Excerpted data ->
════
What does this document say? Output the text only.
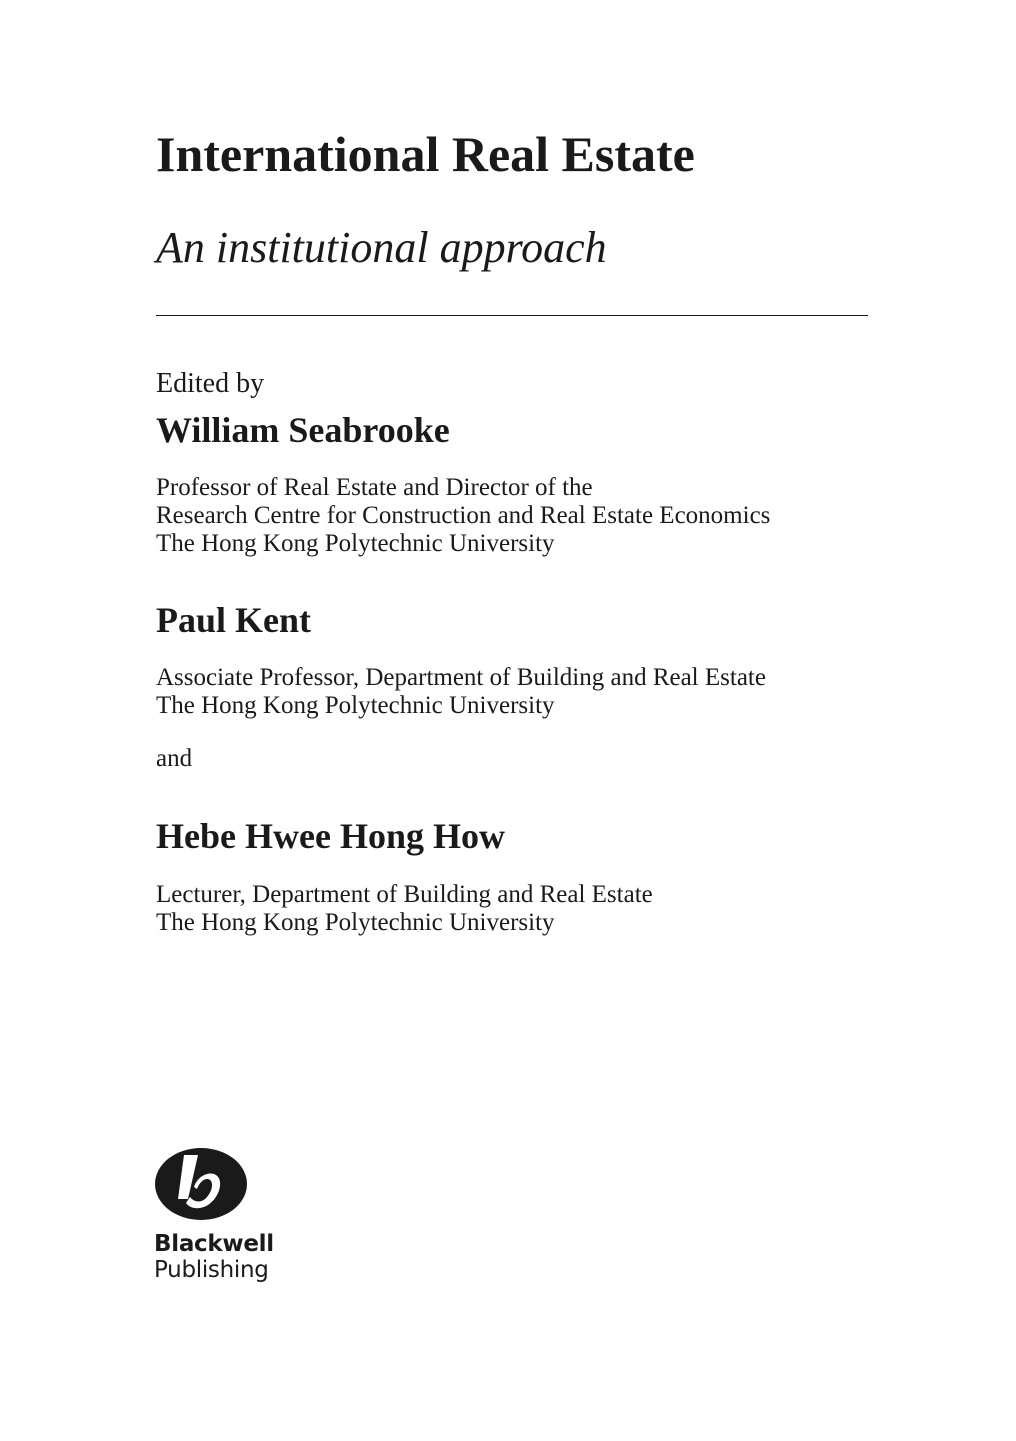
International Real Estate
An institutional approach
Edited by
William Seabrooke
Professor of Real Estate and Director of the
Research Centre for Construction and Real Estate Economics
The Hong Kong Polytechnic University
Paul Kent
Associate Professor, Department of Building and Real Estate
The Hong Kong Polytechnic University
and
Hebe Hwee Hong How
Lecturer, Department of Building and Real Estate
The Hong Kong Polytechnic University
Blackwell
Publishing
════
Task requirements ->
Extract each line holding the string "Estate".

Complete answer ->
International Real Estate
Professor of Real Estate and Director of the
Research Centre for Construction and Real Estate Economics
Associate Professor, Department of Building and Real Estate
Lecturer, Department of Building and Real Estate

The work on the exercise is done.